* [Set problem]:
Leaving the pictures aside, transcribe every line below exactly.

* [Dataset entries]:
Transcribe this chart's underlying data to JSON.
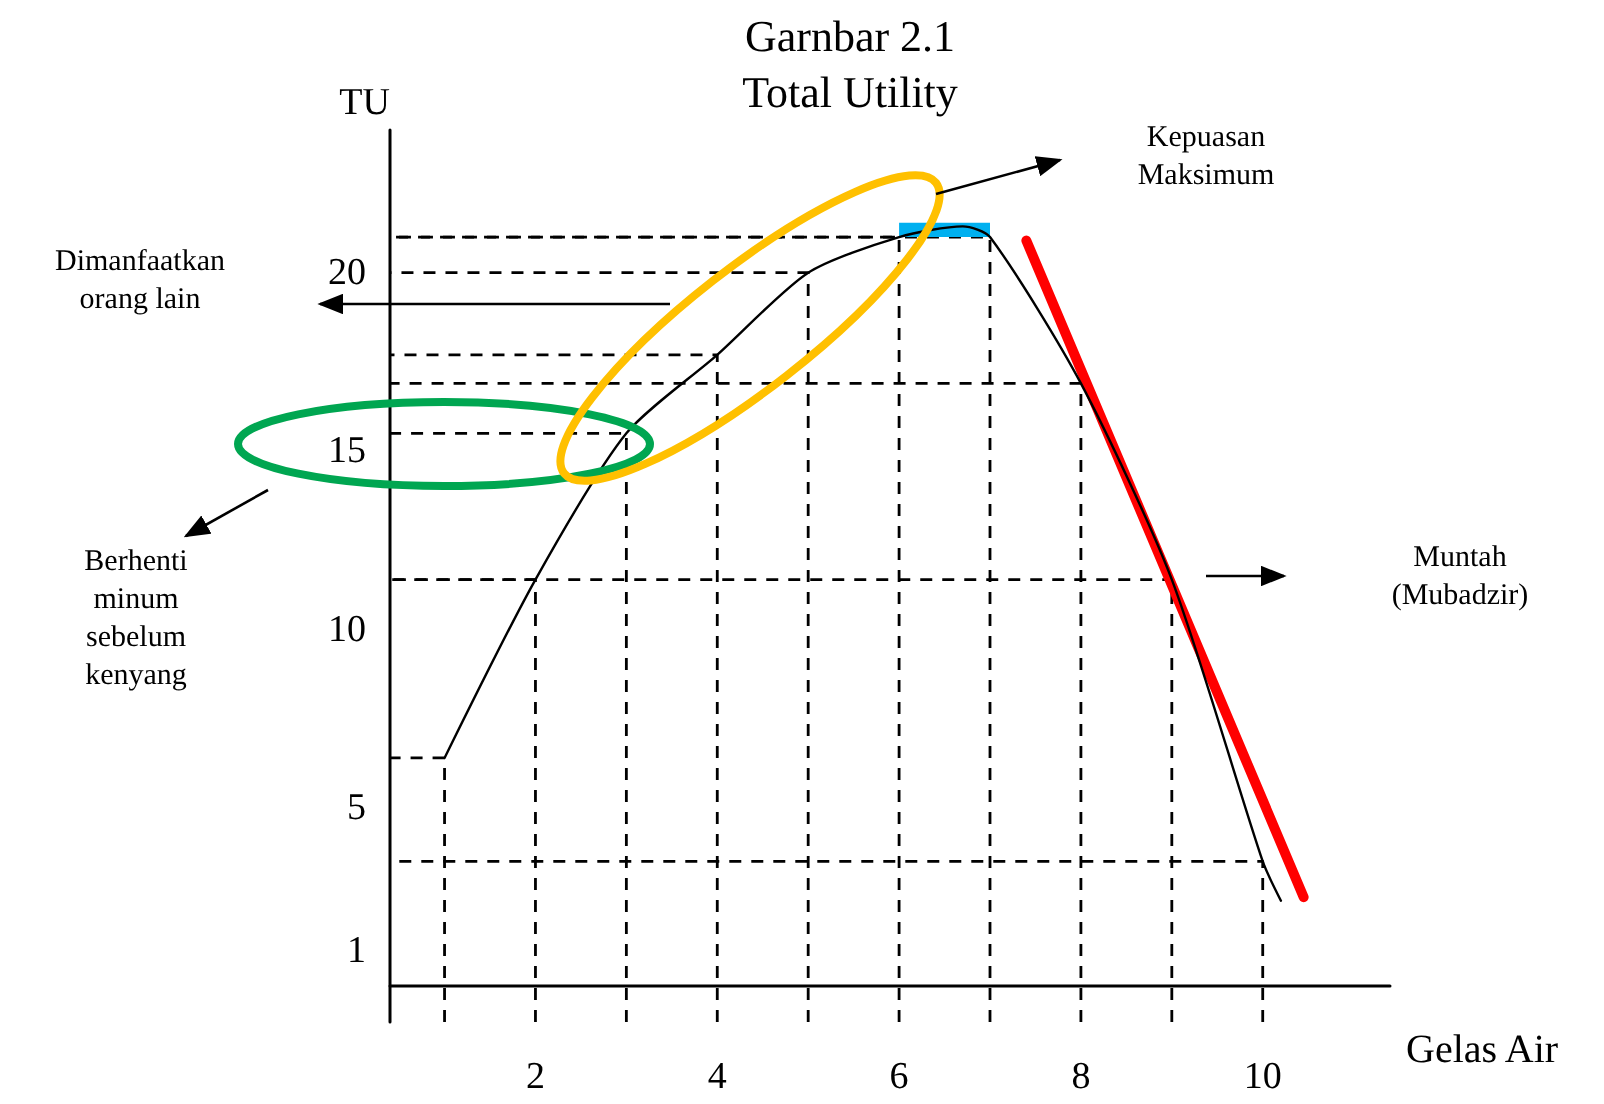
{
  "chart_data": {
    "type": "line",
    "title": "Garnbar 2.1",
    "subtitle": "Total Utility",
    "xlabel": "Gelas Air",
    "ylabel": "TU",
    "xlim": [
      0.4,
      11.4
    ],
    "xticks": [
      2,
      4,
      6,
      8,
      10
    ],
    "ylim": [
      -1,
      24
    ],
    "yticks": [
      1,
      5,
      10,
      15,
      20
    ],
    "marker": "none",
    "line_style": "solid",
    "series": [
      {
        "color": "#000000",
        "x": [
          1,
          2,
          3,
          4,
          5,
          6,
          6.7,
          7,
          8,
          9,
          10,
          10.2
        ],
        "values": [
          6.4,
          11.4,
          15.5,
          17.7,
          20,
          21,
          21.3,
          21,
          16.9,
          11.4,
          3.5,
          2.4
        ]
      },
      {
        "color": "#ff0000",
        "x": [
          7.4,
          10.45
        ],
        "values": [
          20.9,
          2.5
        ]
      },
      {
        "type": "bar",
        "color": "#00b0f0",
        "x": [
          6.5
        ],
        "base": [
          21
        ],
        "values": [
          0.4
        ]
      },
      {
        "color": "#000000",
        "line_style": "dashed",
        "x": [
          1,
          1,
          0.4
        ],
        "values": [
          -1,
          6.4,
          6.4
        ]
      },
      {
        "color": "#000000",
        "line_style": "dashed",
        "x": [
          2,
          2,
          0.4
        ],
        "values": [
          -1,
          11.4,
          11.4
        ]
      },
      {
        "color": "#000000",
        "line_style": "dashed",
        "x": [
          3,
          3,
          0.4
        ],
        "values": [
          -1,
          15.5,
          15.5
        ]
      },
      {
        "color": "#000000",
        "line_style": "dashed",
        "x": [
          4,
          4,
          0.4
        ],
        "values": [
          -1,
          17.7,
          17.7
        ]
      },
      {
        "color": "#000000",
        "line_style": "dashed",
        "x": [
          5,
          5,
          0.4
        ],
        "values": [
          -1,
          20,
          20
        ]
      },
      {
        "color": "#000000",
        "line_style": "dashed",
        "x": [
          6,
          6,
          0.4
        ],
        "values": [
          -1,
          21,
          21
        ]
      },
      {
        "color": "#000000",
        "line_style": "dashed",
        "x": [
          7,
          7,
          0.4
        ],
        "values": [
          -1,
          21,
          21
        ]
      },
      {
        "color": "#000000",
        "line_style": "dashed",
        "x": [
          8,
          8,
          0.4
        ],
        "values": [
          -1,
          16.9,
          16.9
        ]
      },
      {
        "color": "#000000",
        "line_style": "dashed",
        "x": [
          9,
          9,
          0.4
        ],
        "values": [
          -1,
          11.4,
          11.4
        ]
      },
      {
        "color": "#000000",
        "line_style": "dashed",
        "x": [
          10,
          10,
          0.4
        ],
        "values": [
          -1,
          3.5,
          3.5
        ]
      }
    ],
    "annotations": [
      "Kepuasan Maksimum",
      "Dimanfaatkan orang lain",
      "Berhenti minum sebelum kenyang",
      "Muntah (Mubadzir)"
    ]
  }
}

* [Finished task]:
Transcribe this chart's underlying data to JSON.
{
  "chart_data": {
    "type": "line",
    "title": "Garnbar 2.1",
    "subtitle": "Total Utility",
    "xlabel": "Gelas Air",
    "ylabel": "TU",
    "xlim": [
      0.4,
      11.4
    ],
    "xticks": [
      2,
      4,
      6,
      8,
      10
    ],
    "ylim": [
      -1,
      24
    ],
    "yticks": [
      1,
      5,
      10,
      15,
      20
    ],
    "marker": "none",
    "line_style": "solid",
    "series": [
      {
        "color": "#000000",
        "x": [
          1,
          2,
          3,
          4,
          5,
          6,
          6.7,
          7,
          8,
          9,
          10,
          10.2
        ],
        "values": [
          6.4,
          11.4,
          15.5,
          17.7,
          20,
          21,
          21.3,
          21,
          16.9,
          11.4,
          3.5,
          2.4
        ]
      },
      {
        "color": "#ff0000",
        "x": [
          7.4,
          10.45
        ],
        "values": [
          20.9,
          2.5
        ]
      },
      {
        "type": "bar",
        "color": "#00b0f0",
        "x": [
          6.5
        ],
        "base": [
          21
        ],
        "values": [
          0.4
        ]
      },
      {
        "color": "#000000",
        "line_style": "dashed",
        "x": [
          1,
          1,
          0.4
        ],
        "values": [
          -1,
          6.4,
          6.4
        ]
      },
      {
        "color": "#000000",
        "line_style": "dashed",
        "x": [
          2,
          2,
          0.4
        ],
        "values": [
          -1,
          11.4,
          11.4
        ]
      },
      {
        "color": "#000000",
        "line_style": "dashed",
        "x": [
          3,
          3,
          0.4
        ],
        "values": [
          -1,
          15.5,
          15.5
        ]
      },
      {
        "color": "#000000",
        "line_style": "dashed",
        "x": [
          4,
          4,
          0.4
        ],
        "values": [
          -1,
          17.7,
          17.7
        ]
      },
      {
        "color": "#000000",
        "line_style": "dashed",
        "x": [
          5,
          5,
          0.4
        ],
        "values": [
          -1,
          20,
          20
        ]
      },
      {
        "color": "#000000",
        "line_style": "dashed",
        "x": [
          6,
          6,
          0.4
        ],
        "values": [
          -1,
          21,
          21
        ]
      },
      {
        "color": "#000000",
        "line_style": "dashed",
        "x": [
          7,
          7,
          0.4
        ],
        "values": [
          -1,
          21,
          21
        ]
      },
      {
        "color": "#000000",
        "line_style": "dashed",
        "x": [
          8,
          8,
          0.4
        ],
        "values": [
          -1,
          16.9,
          16.9
        ]
      },
      {
        "color": "#000000",
        "line_style": "dashed",
        "x": [
          9,
          9,
          0.4
        ],
        "values": [
          -1,
          11.4,
          11.4
        ]
      },
      {
        "color": "#000000",
        "line_style": "dashed",
        "x": [
          10,
          10,
          0.4
        ],
        "values": [
          -1,
          3.5,
          3.5
        ]
      }
    ],
    "annotations": [
      "Kepuasan Maksimum",
      "Dimanfaatkan orang lain",
      "Berhenti minum sebelum kenyang",
      "Muntah (Mubadzir)"
    ]
  }
}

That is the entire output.